#### [TASK INSTRUCTIONS]
Write out the passage of the NumPy mailing list message below that begins with the words "On Fri, Jun" and stops after "thought out responses!".
BEGIN PAGE EXTRACT
[Numpy-discussion] loading data
Mag Gam
magawake at gmail.com
Fri Jun 26 07:09:13 EDT 2009
I really like the slice by slice idea!
But, I don't know how to implement the code. Do you have any sample code?
I suspect its the writing portion thats taking the lonest. I did a
simple decompress test and its fast.
On Fri, Jun 26, 2009 at 7:05 AM, Francesc Alted<faltet at pytables.org> wrote:
> A Friday 26 June 2009 12:38:11 Mag Gam escrigué:
>> Thanks everyone for the great and well thought out responses!
>>
>> To make matters worse, this is actually a 50gb compressed csv file. So
>> it looks like this, 2009.06.01.plasmasub.csv.gz
>> We get this data from another lab from the Westcoast every night
>> therefore I don't have the option to have this file natively in hdf5.
>> We are sticking with hdf5 because we have other applications that use
>> this data and we wanted to standardize hdf5.
END PAGE EXTRACT
BEGIN LISTING
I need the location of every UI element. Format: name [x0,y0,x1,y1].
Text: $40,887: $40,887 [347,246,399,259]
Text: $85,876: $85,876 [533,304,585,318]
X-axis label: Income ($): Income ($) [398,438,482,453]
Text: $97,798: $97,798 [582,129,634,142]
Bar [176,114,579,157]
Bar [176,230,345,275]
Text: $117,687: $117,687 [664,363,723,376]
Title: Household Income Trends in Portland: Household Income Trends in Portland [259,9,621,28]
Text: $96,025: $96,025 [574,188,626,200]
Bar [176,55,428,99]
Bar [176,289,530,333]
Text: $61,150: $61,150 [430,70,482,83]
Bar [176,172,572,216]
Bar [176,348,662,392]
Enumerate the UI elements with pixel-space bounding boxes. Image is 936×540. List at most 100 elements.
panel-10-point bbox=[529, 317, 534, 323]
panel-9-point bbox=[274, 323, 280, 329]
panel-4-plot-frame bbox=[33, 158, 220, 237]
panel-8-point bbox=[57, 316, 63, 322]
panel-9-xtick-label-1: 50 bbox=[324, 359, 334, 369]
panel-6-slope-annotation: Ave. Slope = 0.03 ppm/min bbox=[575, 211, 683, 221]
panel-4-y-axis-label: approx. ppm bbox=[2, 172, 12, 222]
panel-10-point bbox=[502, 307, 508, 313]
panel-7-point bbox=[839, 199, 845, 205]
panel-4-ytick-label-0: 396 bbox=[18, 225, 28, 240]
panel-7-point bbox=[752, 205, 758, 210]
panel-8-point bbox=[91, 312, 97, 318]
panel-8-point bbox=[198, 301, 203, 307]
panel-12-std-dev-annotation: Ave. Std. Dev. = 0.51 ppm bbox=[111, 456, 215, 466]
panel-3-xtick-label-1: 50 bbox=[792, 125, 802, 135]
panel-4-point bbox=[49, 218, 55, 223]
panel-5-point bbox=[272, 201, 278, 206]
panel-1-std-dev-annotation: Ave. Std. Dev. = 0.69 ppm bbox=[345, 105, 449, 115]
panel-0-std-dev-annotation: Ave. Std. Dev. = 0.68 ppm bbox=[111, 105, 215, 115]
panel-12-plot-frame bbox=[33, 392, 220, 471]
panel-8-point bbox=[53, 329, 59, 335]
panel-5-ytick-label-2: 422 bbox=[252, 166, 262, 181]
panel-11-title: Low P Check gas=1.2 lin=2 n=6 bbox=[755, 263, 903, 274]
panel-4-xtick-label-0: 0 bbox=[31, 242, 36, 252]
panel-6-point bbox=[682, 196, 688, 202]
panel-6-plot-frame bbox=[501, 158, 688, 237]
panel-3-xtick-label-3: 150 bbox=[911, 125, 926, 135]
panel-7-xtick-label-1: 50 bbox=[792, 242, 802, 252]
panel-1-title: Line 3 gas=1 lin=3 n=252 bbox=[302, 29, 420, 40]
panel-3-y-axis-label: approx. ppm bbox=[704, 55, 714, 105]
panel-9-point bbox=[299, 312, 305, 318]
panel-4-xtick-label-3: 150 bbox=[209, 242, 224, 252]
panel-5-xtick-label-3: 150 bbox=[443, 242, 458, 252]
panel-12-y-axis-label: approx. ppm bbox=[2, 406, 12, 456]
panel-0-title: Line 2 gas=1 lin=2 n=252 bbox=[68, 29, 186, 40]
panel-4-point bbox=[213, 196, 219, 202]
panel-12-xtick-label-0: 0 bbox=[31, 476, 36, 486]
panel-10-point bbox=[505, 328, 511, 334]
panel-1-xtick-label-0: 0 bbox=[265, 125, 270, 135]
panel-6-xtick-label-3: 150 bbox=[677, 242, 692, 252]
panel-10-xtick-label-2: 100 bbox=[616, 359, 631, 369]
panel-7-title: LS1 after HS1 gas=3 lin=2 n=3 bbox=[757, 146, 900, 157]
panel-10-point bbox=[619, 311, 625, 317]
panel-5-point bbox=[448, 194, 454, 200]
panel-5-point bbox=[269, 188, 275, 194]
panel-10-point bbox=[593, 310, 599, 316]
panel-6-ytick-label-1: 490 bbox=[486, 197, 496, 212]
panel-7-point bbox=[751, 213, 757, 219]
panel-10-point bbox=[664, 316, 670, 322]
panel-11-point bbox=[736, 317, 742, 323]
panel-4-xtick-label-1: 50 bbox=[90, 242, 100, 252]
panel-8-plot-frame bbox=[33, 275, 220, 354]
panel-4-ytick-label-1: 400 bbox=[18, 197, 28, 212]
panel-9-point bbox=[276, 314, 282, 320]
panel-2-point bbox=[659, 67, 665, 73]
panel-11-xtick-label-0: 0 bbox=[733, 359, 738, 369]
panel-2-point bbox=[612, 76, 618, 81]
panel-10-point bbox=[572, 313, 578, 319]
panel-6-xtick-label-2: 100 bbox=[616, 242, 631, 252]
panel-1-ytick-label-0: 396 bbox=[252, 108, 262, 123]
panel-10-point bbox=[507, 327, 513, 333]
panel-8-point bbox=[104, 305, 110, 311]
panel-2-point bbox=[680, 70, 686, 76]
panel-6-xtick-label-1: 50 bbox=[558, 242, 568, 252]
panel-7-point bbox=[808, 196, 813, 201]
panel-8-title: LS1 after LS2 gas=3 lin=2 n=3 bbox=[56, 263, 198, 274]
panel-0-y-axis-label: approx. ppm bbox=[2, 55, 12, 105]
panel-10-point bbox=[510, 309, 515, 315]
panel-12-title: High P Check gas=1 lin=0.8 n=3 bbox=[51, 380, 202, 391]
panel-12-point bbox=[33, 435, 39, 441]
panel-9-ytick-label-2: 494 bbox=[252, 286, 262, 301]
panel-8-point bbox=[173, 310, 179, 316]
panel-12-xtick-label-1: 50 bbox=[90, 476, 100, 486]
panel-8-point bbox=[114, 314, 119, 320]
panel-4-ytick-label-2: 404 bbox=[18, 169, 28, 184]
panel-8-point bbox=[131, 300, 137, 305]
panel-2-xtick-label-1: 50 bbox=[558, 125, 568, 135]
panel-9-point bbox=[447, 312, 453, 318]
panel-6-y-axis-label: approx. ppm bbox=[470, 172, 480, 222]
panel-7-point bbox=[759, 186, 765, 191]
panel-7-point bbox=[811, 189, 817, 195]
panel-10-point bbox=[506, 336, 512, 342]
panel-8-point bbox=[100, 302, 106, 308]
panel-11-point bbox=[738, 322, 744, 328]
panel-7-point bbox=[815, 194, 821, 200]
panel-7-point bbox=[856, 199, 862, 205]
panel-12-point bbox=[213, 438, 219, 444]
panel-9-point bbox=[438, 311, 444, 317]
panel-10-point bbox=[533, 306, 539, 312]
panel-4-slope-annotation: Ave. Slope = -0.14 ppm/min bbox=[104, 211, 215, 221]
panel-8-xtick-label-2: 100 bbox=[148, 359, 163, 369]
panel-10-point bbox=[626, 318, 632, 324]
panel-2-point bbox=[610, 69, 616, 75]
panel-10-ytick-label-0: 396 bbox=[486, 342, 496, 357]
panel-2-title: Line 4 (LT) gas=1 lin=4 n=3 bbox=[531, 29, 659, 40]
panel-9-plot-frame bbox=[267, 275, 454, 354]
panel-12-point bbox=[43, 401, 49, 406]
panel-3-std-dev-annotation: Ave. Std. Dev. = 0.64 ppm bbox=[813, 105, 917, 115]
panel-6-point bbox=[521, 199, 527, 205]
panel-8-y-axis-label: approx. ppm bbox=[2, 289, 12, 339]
END LISTING
#### [WRITTEN SOLUTION]
On Fri, Jun 26, 2009 at 7:05 AM, Francesc Alted<faltet at pytables.org> wrote:
> A Friday 26 June 2009 12:38:11 Mag Gam escrigué:
>> Thanks everyone for the great and well thought out responses!